**What is required:** Continue the text on building ventilation and CBR incident planning from where it stops.

━━━ Text shown

Buildings can vary in design and use with some areas requiring additional or minimal air supply. Equally specific tenants may have altered or improved their own environmental conditions by installing additional HVAC systems. Larger buildings may have separate AHU's providing independent floors with ventilation. Some ventilation systems have automatic or centrally controlled dampers to enable balancing of the supply or extract to limit drafts, dead zones etc. Dampers can also be included in localised ceiling mounted VAV or similar control systems.

6. Temperature Controls

Building heating and climate control is usually centrally operated although various areas can be controlled with the use of independent controls such as VAV, or fan coil systems for air temperature or cassette, for air conditioning cooling systems. This section evaluates the potential to manipulate the building environment but equally should alert the building facility manager that overall contingency plan could be affected if all floors are operated independently. Equally independent controls can, if managed provide localised zoning and controls to manage internal CBR incidents.

7. Evacuation Routes

Evacuation routes can be contaminated and perhaps more importantly a direct route to the outside where contamination may find an easy route in. Equally the various floors can be under different pressures from stairwells and therefore may be a higher risk than contained floors. Lifts can become a pump, , or create vacuums pulling contamination in from outside and distributing contamination both upwards & downwards during use. This section identifies safe evacuation routes or protocol and controls.

8. No HVAC System

This question indicates the limited controls available to reduce or prevent CBR incident effect. It removes some of the options on mitigation or exposure but will place greater emphasis on other controls.

9. IDLH Immediate Danger to Life or Health

This section explores the potential for reducing the impact of a CBR attack. It examines the control or response to IDLH immediate danger to life or health, events and can assist in contingency planning. Response to protect life can be at the detriment to the fabric of the building and the questions raise various pre planning and authorised responsibility issues.

━━━━━━
━━━ Dataset records

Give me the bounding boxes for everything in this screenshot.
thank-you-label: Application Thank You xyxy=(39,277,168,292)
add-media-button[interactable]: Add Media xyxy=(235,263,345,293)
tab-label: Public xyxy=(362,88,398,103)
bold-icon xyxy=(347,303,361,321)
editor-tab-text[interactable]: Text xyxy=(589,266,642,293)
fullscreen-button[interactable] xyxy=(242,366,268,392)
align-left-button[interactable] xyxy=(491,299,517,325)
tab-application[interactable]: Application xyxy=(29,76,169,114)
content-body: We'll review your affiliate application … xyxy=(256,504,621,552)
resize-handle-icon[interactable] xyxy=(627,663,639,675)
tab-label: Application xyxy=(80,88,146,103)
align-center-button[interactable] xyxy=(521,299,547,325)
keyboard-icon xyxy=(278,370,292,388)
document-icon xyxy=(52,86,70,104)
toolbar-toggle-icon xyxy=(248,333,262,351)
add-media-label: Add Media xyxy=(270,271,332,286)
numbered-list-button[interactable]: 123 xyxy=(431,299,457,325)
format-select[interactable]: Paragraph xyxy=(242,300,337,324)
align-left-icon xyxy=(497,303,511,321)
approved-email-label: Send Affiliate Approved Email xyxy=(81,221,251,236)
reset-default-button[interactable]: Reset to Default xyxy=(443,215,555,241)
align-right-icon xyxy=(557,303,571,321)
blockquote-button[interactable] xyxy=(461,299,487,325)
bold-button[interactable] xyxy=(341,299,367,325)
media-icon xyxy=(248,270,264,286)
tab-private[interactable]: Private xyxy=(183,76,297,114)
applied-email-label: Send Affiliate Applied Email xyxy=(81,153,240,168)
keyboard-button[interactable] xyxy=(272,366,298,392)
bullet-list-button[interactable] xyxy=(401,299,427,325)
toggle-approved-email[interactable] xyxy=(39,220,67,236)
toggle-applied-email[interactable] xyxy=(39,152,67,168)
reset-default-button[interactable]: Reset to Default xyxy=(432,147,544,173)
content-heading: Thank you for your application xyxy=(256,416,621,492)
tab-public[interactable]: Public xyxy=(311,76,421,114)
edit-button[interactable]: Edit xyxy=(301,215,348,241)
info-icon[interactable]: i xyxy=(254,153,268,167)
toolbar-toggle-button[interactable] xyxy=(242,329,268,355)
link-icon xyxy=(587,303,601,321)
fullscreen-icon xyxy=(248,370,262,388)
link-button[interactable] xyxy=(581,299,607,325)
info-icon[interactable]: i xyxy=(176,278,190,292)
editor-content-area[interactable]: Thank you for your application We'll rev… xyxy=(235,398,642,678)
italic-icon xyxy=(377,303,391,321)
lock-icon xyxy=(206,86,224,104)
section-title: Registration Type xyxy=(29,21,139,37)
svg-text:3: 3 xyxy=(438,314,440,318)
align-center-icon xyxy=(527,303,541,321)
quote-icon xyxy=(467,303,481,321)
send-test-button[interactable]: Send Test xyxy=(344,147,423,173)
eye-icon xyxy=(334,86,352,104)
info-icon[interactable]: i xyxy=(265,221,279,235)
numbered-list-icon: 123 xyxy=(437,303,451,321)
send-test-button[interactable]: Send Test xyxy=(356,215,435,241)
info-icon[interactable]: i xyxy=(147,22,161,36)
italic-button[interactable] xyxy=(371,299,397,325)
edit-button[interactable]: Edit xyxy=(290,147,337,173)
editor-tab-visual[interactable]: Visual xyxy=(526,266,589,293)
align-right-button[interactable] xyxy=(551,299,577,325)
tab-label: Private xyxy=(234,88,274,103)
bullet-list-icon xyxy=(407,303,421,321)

━━━━━━

**Written response:**
10. Shelter  In Place SIP

Where people are located in a building, subject to varying control factors, identify levels of risk or safety from CBR incidents. The ability to keep out of harms way is at the core of safety procedures and this section identifies areas of protection within your plan. The realistic approach to any cbr event may be to remain in your building until such time as the authorities can assist you in evacuation. This may be period of between hours and days or even weeks.

11. Height of Building

The height of a building can reflect the speed of ingress of a contaminate. It can therefore influence the procedures used to protect the occupants and the variants can impose limitations or benefits in the contingency plans for mitigation or prevention of contaminate ingress.

12. Isolation Parameters

The location and independence of the environment can be influenced by external factors and this section identifies potential ingress points and control measures possible to prevent, mitigate contamination spread or influx.

13. High Risk Areas

Some areas in buildings are at greater risk from the effects of a CBR incident. Typically the post room or reception areas should be considered for additional or independent controls or actions. This section identifies your vulnerability.

14. Evacuation Procedures

This section identifies the safety of occupants and mitigation controls post CBR incident. It explores the protocol assessments of evacuation procedures, routes away from the incident, together with cohort control requirements to ensure occupant safety. The ability to inform and contain occupants where acceptable or demanded to prevent unnecessary exposure and also maintain the safe integrity of the confine, or prevent ingress of contamination. Of paramount importance is the identification of decontamination procedures to limit the effects on personnel following CBR exposure.